▼

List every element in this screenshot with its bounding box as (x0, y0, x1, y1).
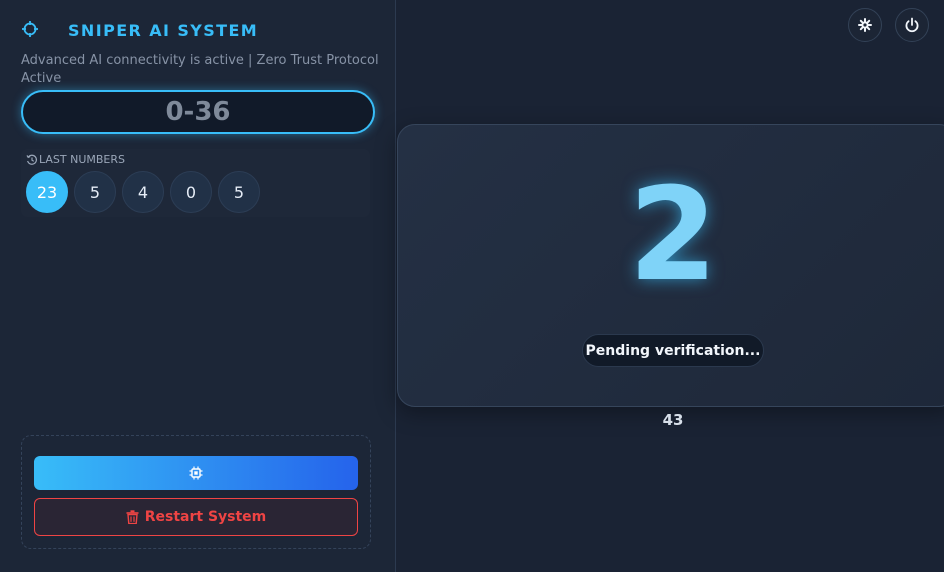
restart-system-button[interactable]: Restart System (34, 498, 358, 536)
last-number-chip: 5 (74, 171, 116, 213)
power-icon (905, 17, 919, 33)
last-numbers-list: 23 5 4 0 5 (26, 171, 266, 213)
last-numbers-label: LAST NUMBERS (39, 153, 125, 166)
sidebar: SNIPER AI SYSTEM Advanced AI connectivit… (0, 0, 396, 572)
action-panel: Restart System (21, 435, 371, 549)
range-display: 0-36 (21, 90, 375, 134)
result-card: 2 Pending verification... (397, 124, 944, 407)
last-number-chip: 0 (170, 171, 212, 213)
last-numbers-header: LAST NUMBERS (26, 153, 125, 166)
last-number-chip: 5 (218, 171, 260, 213)
spin-count: 43 (662, 411, 684, 429)
chip-icon (189, 466, 203, 480)
settings-button[interactable] (848, 8, 882, 42)
status-subtitle: Advanced AI connectivity is active | Zer… (21, 53, 379, 86)
brand: SNIPER AI SYSTEM (21, 20, 257, 40)
last-number-chip: 4 (122, 171, 164, 213)
history-icon (26, 154, 37, 165)
restart-label: Restart System (144, 509, 267, 525)
power-button[interactable] (895, 8, 929, 42)
crosshair-icon (22, 21, 38, 37)
predicted-number: 2 (628, 161, 718, 310)
status-badge: Pending verification... (582, 334, 764, 367)
last-numbers-panel: LAST NUMBERS 23 5 4 0 5 (21, 149, 370, 217)
app-title: SNIPER AI SYSTEM (68, 21, 259, 40)
ai-predict-button[interactable] (34, 456, 358, 490)
gear-icon (858, 18, 872, 32)
last-number-chip: 23 (26, 171, 68, 213)
trash-icon (126, 510, 139, 524)
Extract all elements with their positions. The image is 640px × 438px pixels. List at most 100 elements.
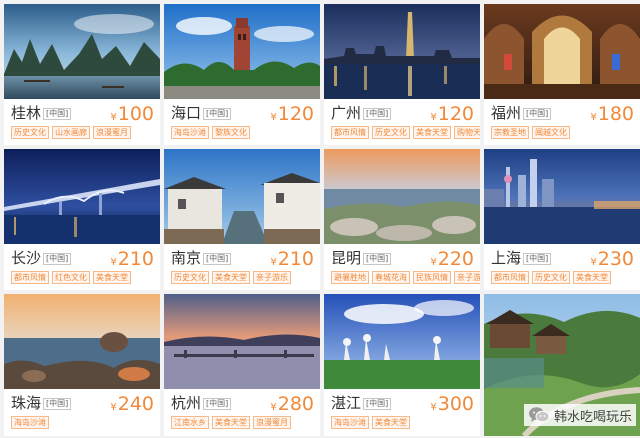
tag[interactable]: 闽越文化 xyxy=(532,126,570,139)
tag[interactable]: 山水画廊 xyxy=(52,126,90,139)
tag-list: 都市风情 红色文化 美食天堂 xyxy=(11,271,131,284)
destination-card[interactable]: 海口 [中国] ¥120 海岛沙滩 黎族文化 xyxy=(164,4,320,145)
currency-symbol: ¥ xyxy=(430,112,437,123)
destination-photo xyxy=(324,294,480,389)
price-value: 300 xyxy=(437,393,474,415)
price-value: 100 xyxy=(117,103,154,125)
price: ¥240 xyxy=(110,393,154,419)
tag[interactable]: 美食天堂 xyxy=(573,271,611,284)
city-name: 福州 xyxy=(491,104,522,122)
city-name: 长沙 xyxy=(11,249,42,267)
tag[interactable]: 美食天堂 xyxy=(212,416,250,429)
currency-symbol: ¥ xyxy=(110,257,117,268)
city-name: 珠海 xyxy=(11,394,42,412)
tag[interactable]: 都市风情 xyxy=(11,271,49,284)
tag[interactable]: 浪漫蜜月 xyxy=(93,126,131,139)
destination-photo xyxy=(164,149,320,244)
destination-card[interactable]: 福州 [中国] ¥180 宗教圣地 闽越文化 xyxy=(484,4,640,145)
tag[interactable]: 避暑胜地 xyxy=(331,271,369,284)
destination-card[interactable]: 湛江 [中国] ¥300 海岛沙滩 美食天堂 xyxy=(324,294,480,436)
currency-symbol: ¥ xyxy=(270,402,277,413)
country-label: [中国] xyxy=(363,398,392,410)
tag[interactable]: 亲子游乐 xyxy=(253,271,291,284)
destination-photo xyxy=(324,149,480,244)
tag[interactable]: 黎族文化 xyxy=(212,126,250,139)
country-label: [中国] xyxy=(203,253,232,265)
tag[interactable]: 都市风情 xyxy=(331,126,369,139)
tag-list: 历史文化 山水画廊 浪漫蜜月 xyxy=(11,126,131,139)
tag[interactable]: 海岛沙滩 xyxy=(331,416,369,429)
destination-card[interactable]: 上海 [中国] ¥230 都市风情 历史文化 美食天堂 xyxy=(484,149,640,290)
destination-photo xyxy=(324,4,480,99)
city-name: 海口 xyxy=(171,104,202,122)
country-label: [中国] xyxy=(523,253,552,265)
tag[interactable]: 都市风情 xyxy=(491,271,529,284)
destination-card[interactable]: 昆明[中国]¥220避暑胜地春城花海民族风情亲子游乐 xyxy=(324,149,480,290)
destination-photo xyxy=(164,4,320,99)
city-name: 湛江 xyxy=(331,394,362,412)
currency-symbol: ¥ xyxy=(270,257,277,268)
destination-card[interactable]: 杭州 [中国] ¥280 江南水乡 美食天堂 浪漫蜜月 xyxy=(164,294,320,436)
city-name: 桂林 xyxy=(11,104,42,122)
tag-list: 海岛沙滩 xyxy=(11,416,49,429)
tag[interactable]: 历史文化 xyxy=(532,271,570,284)
tag[interactable]: 海岛沙滩 xyxy=(171,126,209,139)
currency-symbol: ¥ xyxy=(110,402,117,413)
tag[interactable]: 美食天堂 xyxy=(93,271,131,284)
destination-card[interactable]: 长沙 [中国] ¥210 都市风情 红色文化 美食天堂 xyxy=(4,149,160,290)
tag[interactable]: 美食天堂 xyxy=(212,271,250,284)
country-label: [中国] xyxy=(363,253,392,265)
price-value: 280 xyxy=(277,393,314,415)
tag[interactable]: 浪漫蜜月 xyxy=(253,416,291,429)
country-label: [中国] xyxy=(203,108,232,120)
wechat-icon xyxy=(528,407,550,423)
city-name: 上海 xyxy=(491,249,522,267)
tag-list: 宗教圣地 闽越文化 xyxy=(491,126,570,139)
tag[interactable]: 美食天堂 xyxy=(372,416,410,429)
watermark-text: 韩水吃喝玩乐 xyxy=(553,409,632,425)
tag[interactable]: 美食天堂 xyxy=(413,126,451,139)
tag-list: 江南水乡 美食天堂 浪漫蜜月 xyxy=(171,416,291,429)
tag[interactable]: 历史文化 xyxy=(11,126,49,139)
currency-symbol: ¥ xyxy=(430,402,437,413)
tag[interactable]: 民族风情 xyxy=(413,271,451,284)
tag[interactable]: 江南水乡 xyxy=(171,416,209,429)
tag[interactable]: 春城花海 xyxy=(372,271,410,284)
tag[interactable]: 红色文化 xyxy=(52,271,90,284)
destination-card[interactable]: 珠海 [中国] ¥240 海岛沙滩 xyxy=(4,294,160,436)
destination-photo xyxy=(4,149,160,244)
destination-card[interactable]: 南京 [中国] ¥210 历史文化 美食天堂 亲子游乐 xyxy=(164,149,320,290)
country-label: [中国] xyxy=(523,108,552,120)
price-value: 120 xyxy=(277,103,314,125)
tag[interactable]: 历史文化 xyxy=(372,126,410,139)
city-name: 杭州 xyxy=(171,394,202,412)
currency-symbol: ¥ xyxy=(590,257,597,268)
destination-photo xyxy=(484,149,640,244)
tag[interactable]: 购物天堂 xyxy=(454,126,480,139)
country-label: [中国] xyxy=(203,398,232,410)
watermark: 韩水吃喝玩乐 xyxy=(523,404,636,426)
destination-photo xyxy=(484,4,640,99)
tag[interactable]: 历史文化 xyxy=(171,271,209,284)
currency-symbol: ¥ xyxy=(110,112,117,123)
tag[interactable]: 海岛沙滩 xyxy=(11,416,49,429)
price-value: 210 xyxy=(117,248,154,270)
tag[interactable]: 宗教圣地 xyxy=(491,126,529,139)
destination-card[interactable]: 桂林 [中国] ¥100 历史文化 山水画廊 浪漫蜜月 xyxy=(4,4,160,145)
city-name: 昆明 xyxy=(331,249,362,267)
price: ¥180 xyxy=(590,103,634,129)
country-label: [中国] xyxy=(43,108,72,120)
tag[interactable]: 亲子游乐 xyxy=(454,271,480,284)
price-value: 240 xyxy=(117,393,154,415)
country-label: [中国] xyxy=(363,108,392,120)
country-label: [中国] xyxy=(43,398,72,410)
destination-card[interactable]: 广州[中国] ¥120 都市风情历史文化美食天堂购物天堂 xyxy=(324,4,480,145)
price: ¥300 xyxy=(430,393,474,419)
price-value: 230 xyxy=(597,248,634,270)
destination-grid: 桂林 [中国] ¥100 历史文化 山水画廊 浪漫蜜月 海口 [中国] ¥120 海岛沙滩 黎族文化… xyxy=(4,4,640,436)
country-label: [中国] xyxy=(43,253,72,265)
city-name: 广州 xyxy=(331,104,362,122)
price-value: 220 xyxy=(437,248,474,270)
price-value: 120 xyxy=(437,103,474,125)
currency-symbol: ¥ xyxy=(270,112,277,123)
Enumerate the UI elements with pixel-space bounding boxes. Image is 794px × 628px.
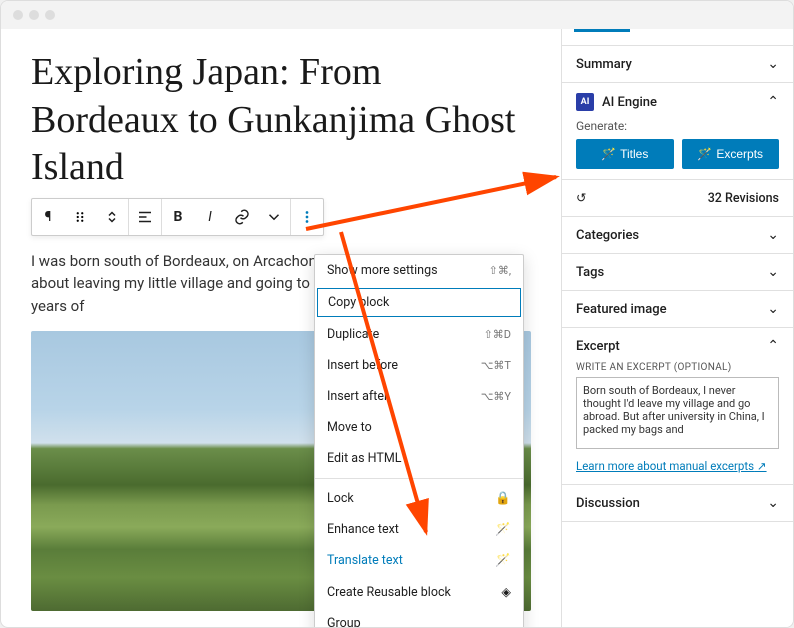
editor-pane: Exploring Japan: From Bordeaux to Gunkan… <box>1 29 561 627</box>
menu-copy-block[interactable]: Copy block <box>317 288 521 317</box>
window-titlebar <box>1 1 793 29</box>
menu-enhance-text[interactable]: Enhance text🪄 <box>315 514 523 545</box>
wand-icon: 🪄 <box>495 553 511 568</box>
post-title[interactable]: Exploring Japan: From Bordeaux to Gunkan… <box>31 49 531 192</box>
panel-summary[interactable]: Summary⌄ <box>562 46 793 83</box>
chevron-up-icon: ⌃ <box>767 94 779 110</box>
panel-ai-engine-header[interactable]: AI AI Engine ⌃ <box>576 93 779 111</box>
sidebar-tab-indicator <box>562 29 793 46</box>
menu-create-reusable[interactable]: Create Reusable block◈ <box>315 576 523 608</box>
reusable-icon: ◈ <box>501 584 511 600</box>
link-icon[interactable] <box>226 199 258 235</box>
window-dot <box>45 10 55 20</box>
excerpt-field-label: WRITE AN EXCERPT (OPTIONAL) <box>576 362 779 373</box>
menu-duplicate[interactable]: Duplicate⇧⌘D <box>315 319 523 350</box>
excerpt-textarea[interactable] <box>576 377 779 449</box>
generate-label: Generate: <box>576 119 779 133</box>
wand-icon: 🪄 <box>601 147 616 161</box>
generate-titles-button[interactable]: 🪄Titles <box>576 139 674 169</box>
window-dot <box>29 10 39 20</box>
settings-sidebar: Summary⌄ AI AI Engine ⌃ Generate: 🪄Title… <box>561 29 793 627</box>
bold-icon[interactable]: B <box>162 199 194 235</box>
menu-insert-before[interactable]: Insert before⌥⌘T <box>315 350 523 381</box>
panel-excerpt: Excerpt⌃ WRITE AN EXCERPT (OPTIONAL) Lea… <box>562 328 793 485</box>
menu-group[interactable]: Group <box>315 608 523 627</box>
wand-icon: 🪄 <box>495 522 511 537</box>
panel-featured-image[interactable]: Featured image⌄ <box>562 291 793 328</box>
block-context-menu: Show more settings⇧⌘, Copy block Duplica… <box>314 254 524 627</box>
move-arrows-icon[interactable] <box>96 199 128 235</box>
generate-excerpts-button[interactable]: 🪄Excerpts <box>682 139 780 169</box>
drag-handle-icon[interactable] <box>64 199 96 235</box>
manual-excerpts-link[interactable]: Learn more about manual excerpts ↗ <box>576 459 767 473</box>
menu-lock[interactable]: Lock🔒 <box>315 483 523 514</box>
more-options-icon[interactable] <box>291 199 323 235</box>
wand-icon: 🪄 <box>697 147 712 161</box>
panel-tags[interactable]: Tags⌄ <box>562 254 793 291</box>
menu-insert-after[interactable]: Insert after⌥⌘Y <box>315 381 523 412</box>
app-window: Exploring Japan: From Bordeaux to Gunkan… <box>0 0 794 628</box>
panel-discussion[interactable]: Discussion⌄ <box>562 485 793 522</box>
history-icon: ↺ <box>576 190 586 206</box>
menu-show-more-settings[interactable]: Show more settings⇧⌘, <box>315 255 523 286</box>
paragraph-icon[interactable]: ¶ <box>32 199 64 235</box>
chevron-up-icon: ⌃ <box>767 338 779 354</box>
chevron-down-icon: ⌄ <box>767 301 779 317</box>
lock-icon: 🔒 <box>495 491 511 506</box>
menu-edit-html[interactable]: Edit as HTML <box>315 443 523 474</box>
menu-separator <box>315 478 523 479</box>
panel-revisions[interactable]: ↺32 Revisions <box>562 180 793 217</box>
panel-ai-engine: AI AI Engine ⌃ Generate: 🪄Titles 🪄Excerp… <box>562 83 793 180</box>
menu-move-to[interactable]: Move to <box>315 412 523 443</box>
window-dot <box>13 10 23 20</box>
menu-translate-text[interactable]: Translate text🪄 <box>315 545 523 576</box>
content-area: Exploring Japan: From Bordeaux to Gunkan… <box>1 29 793 627</box>
ai-engine-icon: AI <box>576 93 594 111</box>
italic-icon[interactable]: I <box>194 199 226 235</box>
chevron-down-icon: ⌄ <box>767 227 779 243</box>
chevron-down-icon: ⌄ <box>767 264 779 280</box>
chevron-down-icon: ⌄ <box>767 495 779 511</box>
chevron-down-icon[interactable] <box>258 199 290 235</box>
panel-categories[interactable]: Categories⌄ <box>562 217 793 254</box>
align-icon[interactable] <box>129 199 161 235</box>
chevron-down-icon: ⌄ <box>767 56 779 72</box>
panel-excerpt-header[interactable]: Excerpt⌃ <box>576 338 779 354</box>
block-toolbar: ¶ B I <box>31 198 324 236</box>
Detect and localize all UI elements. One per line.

▲

* **What you should do**
Copy out every line in the rows above that contains the string "header".

* **Task response**
last-numbers-header: LAST NUMBERS (26, 153, 125, 166)
panel-ai-engine-header[interactable]: AI AI Engine ⌃ <box>576 93 779 111</box>
panel-excerpt-header[interactable]: Excerpt⌃ <box>576 338 779 354</box>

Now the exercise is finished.